REQUEST: Each entry below must be repeated exactly, with pictures left out.

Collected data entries
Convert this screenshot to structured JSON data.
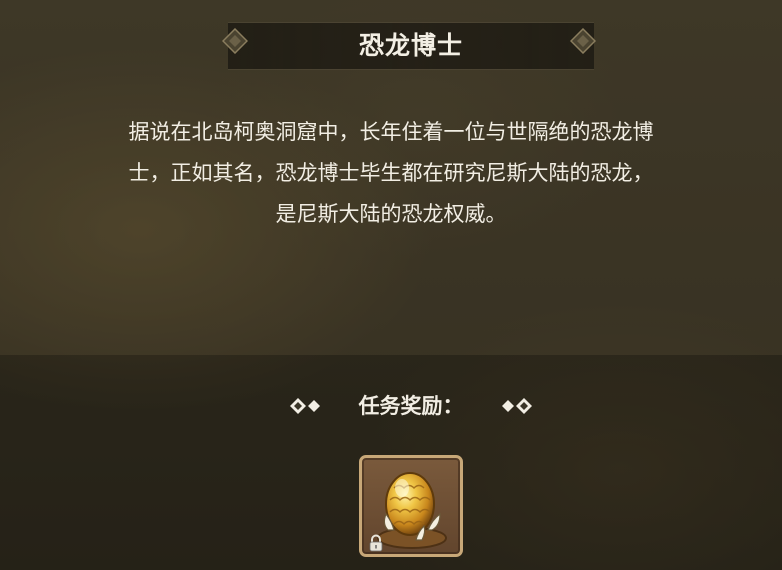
{
  "quest": {
    "title": "恐龙博士",
    "description_lines": [
      "据说在北岛柯奥洞窟中，长年住着一位与世隔绝的恐龙博",
      "士，正如其名，恐龙博士毕生都在研究尼斯大陆的恐龙，",
      "是尼斯大陆的恐龙权威。"
    ]
  },
  "reward": {
    "label": "任务奖励：",
    "items": [
      {
        "icon": "golden-dinosaur-egg-icon",
        "locked": true
      }
    ]
  },
  "colors": {
    "text": "#f2eee4",
    "slot_border": "#c8a878",
    "slot_bg": "#6e4f34",
    "egg_gold": "#e3b33a"
  }
}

COMPLETE ANSWER:
Convert this screenshot to structured JSON data.
{
  "quest": {
    "title": "恐龙博士",
    "description_lines": [
      "据说在北岛柯奥洞窟中，长年住着一位与世隔绝的恐龙博",
      "士，正如其名，恐龙博士毕生都在研究尼斯大陆的恐龙，",
      "是尼斯大陆的恐龙权威。"
    ]
  },
  "reward": {
    "label": "任务奖励：",
    "items": [
      {
        "icon": "golden-dinosaur-egg-icon",
        "locked": true
      }
    ]
  },
  "colors": {
    "text": "#f2eee4",
    "slot_border": "#c8a878",
    "slot_bg": "#6e4f34",
    "egg_gold": "#e3b33a"
  }
}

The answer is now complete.